La sculptrice d’origine haïtienne Dominique Dennery posant avec son œuvre.

Ce n’est pas tous les jours que des réfugiés haïtiens qui veulent régulariser leur statut légal dans un pays étranger trouvent sur une grande place publique (à Montréal) un buste de Toussaint Louverture, l’un des pères fondateurs de leur patrie, à qui on a attribué le titre de champion des droits de l’homme. C’est aussi très rare de relever dans la ville qui vous accueille (Montréal), son maire, Denis Coderre, qui déclare sans hésitation aucune « Je suis le premier maire haïtien de Montréal » pour combattre la propagande et les critiques anti-haïtiennes injustifiées que les mauvaises langues de la ville disséminent. Ils savent aussi qu’ils font partie des 6500 réfugiés que le Québec a reçus cette année de janvier à juin et que c’est un afflux difficile à gérer en quelques jours et qui requiert de la patience avant toute véritable solution.

Une ombre cependant au tableau. Ce processus interminable par lequel doivent passer ces milliers de compatriotes n’offrent aucune garantie de succès. Ils peuvent toujours être expulsés in extremis. Beaucoup d’autres qui auront franchi la frontière vers le Canada après eux risqueront le même sort. Et, tout cela, à cause d’une entente « sur les tiers pays sûrs », signée entre les USA et le Canada qui exige que les demandeurs d’asile initient leurs démarches au premier pays qu’ils atteignent. Certains organismes canadiens ou québécois voudraient lancer une contestation judiciaire contre cette entente afin d’accorder plus de choix aux migrants, la possibilité de faire une demande d’un côté comme de l’autre de la frontière.

+ + + +

TÂCHES DEMANDÉES:
1. D'après l'extrait, combien de réfugiés le Québec a-t-il reçus de janvier à juin ?
2. Recopiez le passage de l'extrait qui va de « Une ombre cependant » jusqu'à « de la frontière. », en substituant « exilés » à « migrants ».

+ + + +

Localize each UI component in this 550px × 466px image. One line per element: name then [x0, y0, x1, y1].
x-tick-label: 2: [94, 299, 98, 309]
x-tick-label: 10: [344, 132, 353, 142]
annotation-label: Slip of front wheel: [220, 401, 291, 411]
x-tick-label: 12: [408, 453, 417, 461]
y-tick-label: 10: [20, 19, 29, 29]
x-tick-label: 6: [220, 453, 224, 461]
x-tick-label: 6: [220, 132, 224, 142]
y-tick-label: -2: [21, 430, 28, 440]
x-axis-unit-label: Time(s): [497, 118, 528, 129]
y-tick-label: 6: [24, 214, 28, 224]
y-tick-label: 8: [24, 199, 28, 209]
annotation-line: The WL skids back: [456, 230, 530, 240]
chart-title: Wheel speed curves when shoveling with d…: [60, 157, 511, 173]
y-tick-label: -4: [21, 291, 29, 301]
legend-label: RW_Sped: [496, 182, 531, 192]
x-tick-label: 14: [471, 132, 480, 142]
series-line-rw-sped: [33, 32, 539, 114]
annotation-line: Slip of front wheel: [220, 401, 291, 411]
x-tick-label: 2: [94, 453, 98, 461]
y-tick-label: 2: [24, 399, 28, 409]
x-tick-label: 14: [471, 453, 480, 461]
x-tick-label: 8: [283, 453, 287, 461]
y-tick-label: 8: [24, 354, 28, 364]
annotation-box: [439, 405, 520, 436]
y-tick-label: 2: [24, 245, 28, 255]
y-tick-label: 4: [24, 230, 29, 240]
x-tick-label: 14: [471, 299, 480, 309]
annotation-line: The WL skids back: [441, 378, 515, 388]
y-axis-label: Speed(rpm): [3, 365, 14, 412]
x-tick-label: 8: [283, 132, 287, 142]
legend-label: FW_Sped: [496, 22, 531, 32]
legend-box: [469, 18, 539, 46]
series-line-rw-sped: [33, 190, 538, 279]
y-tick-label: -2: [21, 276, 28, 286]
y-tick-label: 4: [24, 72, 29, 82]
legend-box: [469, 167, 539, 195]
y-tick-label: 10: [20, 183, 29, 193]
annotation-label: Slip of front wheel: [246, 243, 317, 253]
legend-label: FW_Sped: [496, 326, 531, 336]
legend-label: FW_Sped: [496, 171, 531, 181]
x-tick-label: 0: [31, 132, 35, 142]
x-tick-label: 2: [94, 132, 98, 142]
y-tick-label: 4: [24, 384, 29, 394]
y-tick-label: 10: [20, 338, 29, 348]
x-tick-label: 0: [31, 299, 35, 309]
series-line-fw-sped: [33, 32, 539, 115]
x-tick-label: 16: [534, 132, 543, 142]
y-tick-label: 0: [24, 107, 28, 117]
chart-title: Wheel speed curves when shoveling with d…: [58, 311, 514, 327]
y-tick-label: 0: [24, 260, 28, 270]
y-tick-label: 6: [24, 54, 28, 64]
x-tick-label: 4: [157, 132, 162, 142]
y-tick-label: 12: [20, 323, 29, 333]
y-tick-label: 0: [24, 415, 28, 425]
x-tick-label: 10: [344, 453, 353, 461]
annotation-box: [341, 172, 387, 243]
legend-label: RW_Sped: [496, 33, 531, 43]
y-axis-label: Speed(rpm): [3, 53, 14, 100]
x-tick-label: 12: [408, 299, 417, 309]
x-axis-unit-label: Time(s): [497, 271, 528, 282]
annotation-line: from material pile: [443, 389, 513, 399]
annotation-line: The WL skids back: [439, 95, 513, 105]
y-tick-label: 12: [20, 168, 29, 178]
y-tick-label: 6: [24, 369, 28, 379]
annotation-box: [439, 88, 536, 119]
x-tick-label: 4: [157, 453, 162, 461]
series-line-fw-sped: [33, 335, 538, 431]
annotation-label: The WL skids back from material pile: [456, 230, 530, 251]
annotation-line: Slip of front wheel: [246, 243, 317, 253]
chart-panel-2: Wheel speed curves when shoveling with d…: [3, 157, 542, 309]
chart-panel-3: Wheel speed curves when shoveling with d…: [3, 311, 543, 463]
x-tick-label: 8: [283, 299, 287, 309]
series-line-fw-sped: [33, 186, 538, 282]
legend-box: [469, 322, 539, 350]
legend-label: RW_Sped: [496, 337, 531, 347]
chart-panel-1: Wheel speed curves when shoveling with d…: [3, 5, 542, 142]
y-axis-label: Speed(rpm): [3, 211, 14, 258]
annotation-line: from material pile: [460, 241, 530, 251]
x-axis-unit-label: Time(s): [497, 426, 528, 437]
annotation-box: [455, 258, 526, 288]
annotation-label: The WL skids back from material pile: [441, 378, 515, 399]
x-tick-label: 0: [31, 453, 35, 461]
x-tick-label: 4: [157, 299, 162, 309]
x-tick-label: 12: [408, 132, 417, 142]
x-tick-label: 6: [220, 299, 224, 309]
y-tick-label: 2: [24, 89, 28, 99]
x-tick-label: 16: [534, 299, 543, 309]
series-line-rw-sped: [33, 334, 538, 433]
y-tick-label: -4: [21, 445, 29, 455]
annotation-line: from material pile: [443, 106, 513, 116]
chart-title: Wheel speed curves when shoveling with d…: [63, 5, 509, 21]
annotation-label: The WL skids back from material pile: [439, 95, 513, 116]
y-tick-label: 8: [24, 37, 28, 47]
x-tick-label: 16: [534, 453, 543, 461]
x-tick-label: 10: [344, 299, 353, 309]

+ + + +

RÉPONSES AUX TÂCHES:
1. Le Québec a reçu 6500 réfugiés de janvier à juin.

2.
Une ombre cependant au tableau. Ce processus interminable par lequel doivent passer ces milliers de compatriotes n’offrent aucune garantie de succès. Ils peuvent toujours être expulsés in extremis. Beaucoup d’autres qui auront franchi la frontière vers le Canada après eux risqueront le même sort. Et, tout cela, à cause d’une entente « sur les tiers pays sûrs », signée entre les USA et le Canada qui exige que les demandeurs d’asile initient leurs démarches au premier pays qu’ils atteignent. Certains organismes canadiens ou québécois voudraient lancer une contestation judiciaire contre cette entente afin d’accorder plus de choix aux exilés, la possibilité de faire une demande d’un côté comme de l’autre de la frontière.